Task material:
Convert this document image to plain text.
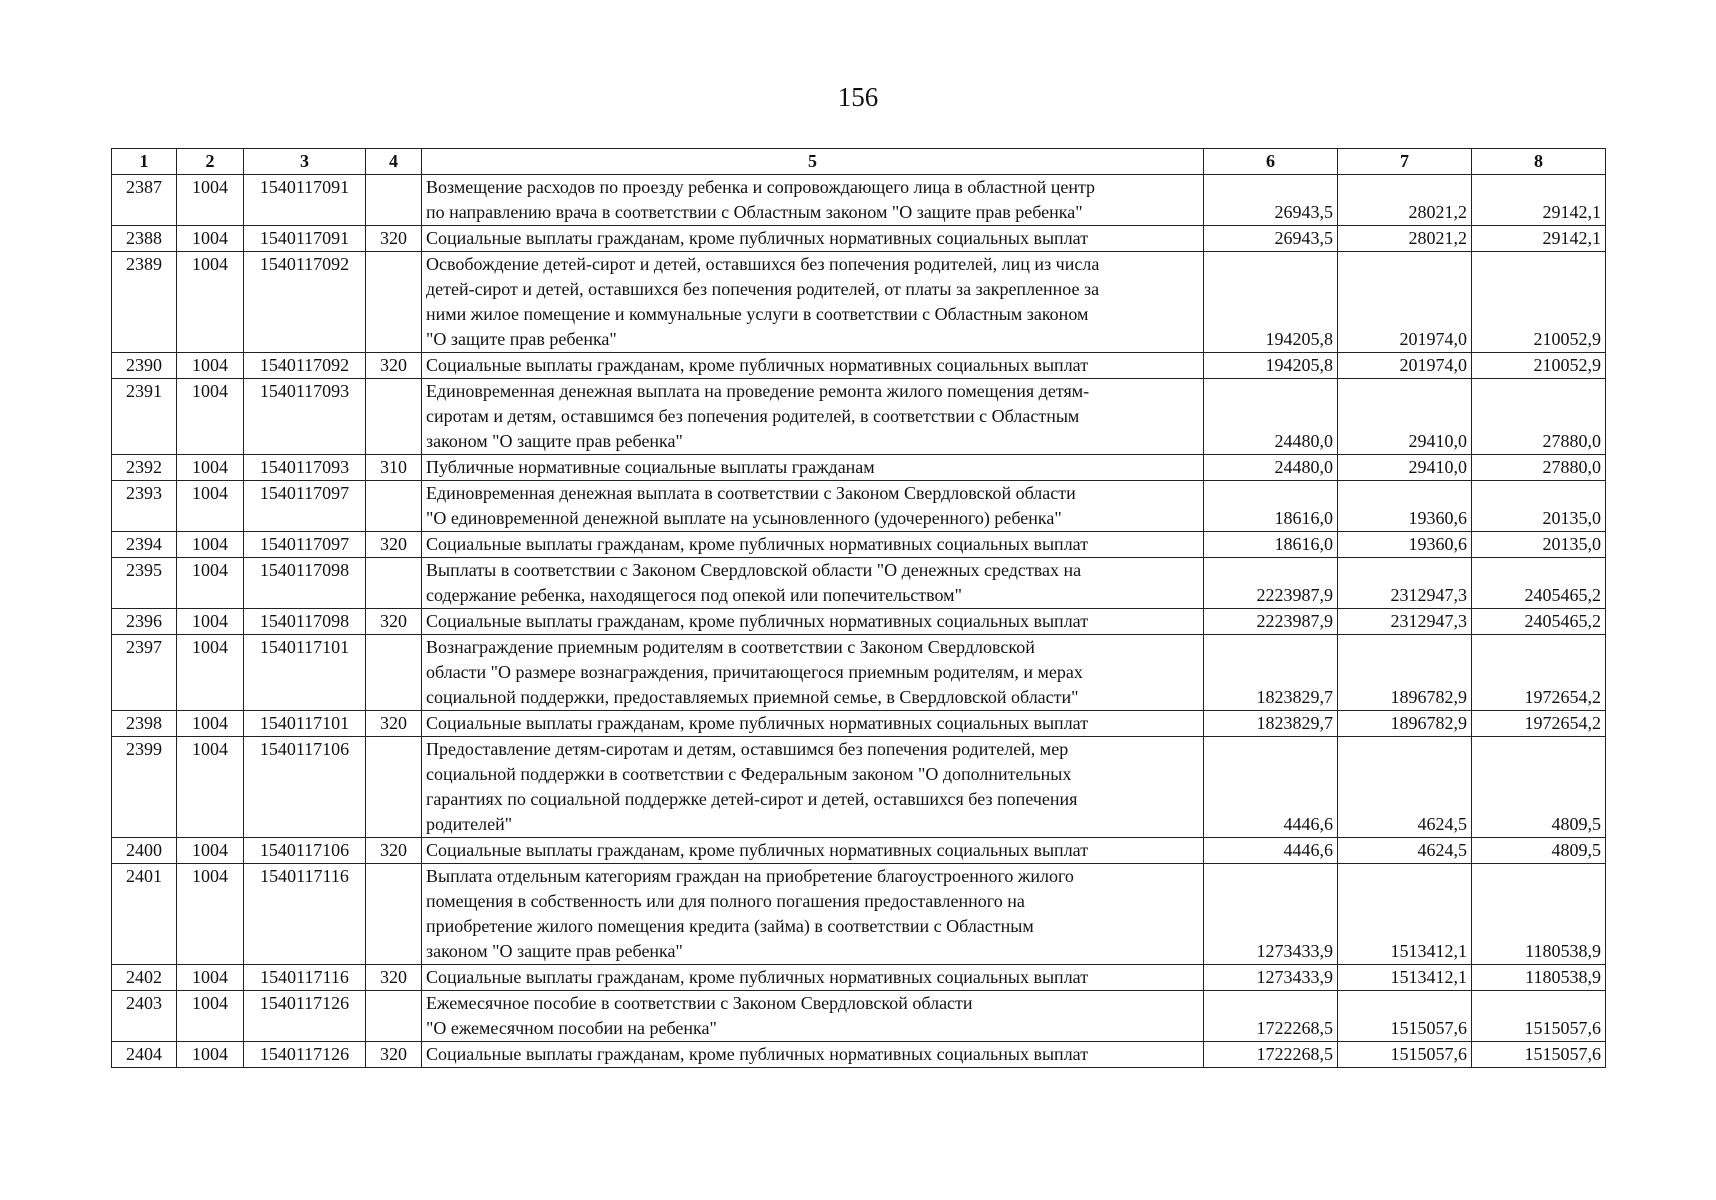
156
1	2	3	4	5	6	7	8
2387	1004	1540117091		Возмещение расходов по проезду ребенка и сопровождающего лица в областной центр
по направлению врача в соответствии с Областным законом "О защите прав ребенка"	26943,5	28021,2	29142,1
2388	1004	1540117091	320	Социальные выплаты гражданам, кроме публичных нормативных социальных выплат	26943,5	28021,2	29142,1
2389	1004	1540117092		Освобождение детей-сирот и детей, оставшихся без попечения родителей, лиц из числа
детей-сирот и детей, оставшихся без попечения родителей, от платы за закрепленное за
ними жилое помещение и коммунальные услуги в соответствии с Областным законом
"О защите прав ребенка"	194205,8	201974,0	210052,9
2390	1004	1540117092	320	Социальные выплаты гражданам, кроме публичных нормативных социальных выплат	194205,8	201974,0	210052,9
2391	1004	1540117093		Единовременная денежная выплата на проведение ремонта жилого помещения детям-
сиротам и детям, оставшимся без попечения родителей, в соответствии с Областным
законом "О защите прав ребенка"	24480,0	29410,0	27880,0
2392	1004	1540117093	310	Публичные нормативные социальные выплаты гражданам	24480,0	29410,0	27880,0
2393	1004	1540117097		Единовременная денежная выплата в соответствии с Законом Свердловской области
"О единовременной денежной выплате на усыновленного (удочеренного) ребенка"	18616,0	19360,6	20135,0
2394	1004	1540117097	320	Социальные выплаты гражданам, кроме публичных нормативных социальных выплат	18616,0	19360,6	20135,0
2395	1004	1540117098		Выплаты в соответствии с Законом Свердловской области "О денежных средствах на
содержание ребенка, находящегося под опекой или попечительством"	2223987,9	2312947,3	2405465,2
2396	1004	1540117098	320	Социальные выплаты гражданам, кроме публичных нормативных социальных выплат	2223987,9	2312947,3	2405465,2
2397	1004	1540117101		Вознаграждение приемным родителям в соответствии с Законом Свердловской
области "О размере вознаграждения, причитающегося приемным родителям, и мерах
социальной поддержки, предоставляемых приемной семье, в Свердловской области"	1823829,7	1896782,9	1972654,2
2398	1004	1540117101	320	Социальные выплаты гражданам, кроме публичных нормативных социальных выплат	1823829,7	1896782,9	1972654,2
2399	1004	1540117106		Предоставление детям-сиротам и детям, оставшимся без попечения родителей, мер
социальной поддержки в соответствии с Федеральным законом "О дополнительных
гарантиях по социальной поддержке детей-сирот и детей, оставшихся без попечения
родителей"	4446,6	4624,5	4809,5
2400	1004	1540117106	320	Социальные выплаты гражданам, кроме публичных нормативных социальных выплат	4446,6	4624,5	4809,5
2401	1004	1540117116		Выплата отдельным категориям граждан на приобретение благоустроенного жилого
помещения в собственность или для полного погашения предоставленного на
приобретение жилого помещения кредита (займа) в соответствии с Областным
законом "О защите прав ребенка"	1273433,9	1513412,1	1180538,9
2402	1004	1540117116	320	Социальные выплаты гражданам, кроме публичных нормативных социальных выплат	1273433,9	1513412,1	1180538,9
2403	1004	1540117126		Ежемесячное пособие в соответствии с Законом Свердловской области
"О ежемесячном пособии на ребенка"	1722268,5	1515057,6	1515057,6
2404	1004	1540117126	320	Социальные выплаты гражданам, кроме публичных нормативных социальных выплат	1722268,5	1515057,6	1515057,6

Description of the task: Pull every line holding "родителей" out of the records.

Solution for this exercise:
2389	1004	1540117092		Освобождение детей-сирот и детей, оставшихся без попечения родителей, лиц из числа
детей-сирот и детей, оставшихся без попечения родителей, от платы за закрепленное за
сиротам и детям, оставшимся без попечения родителей, в соответствии с Областным
2399	1004	1540117106		Предоставление детям-сиротам и детям, оставшимся без попечения родителей, мер
родителей"	4446,6	4624,5	4809,5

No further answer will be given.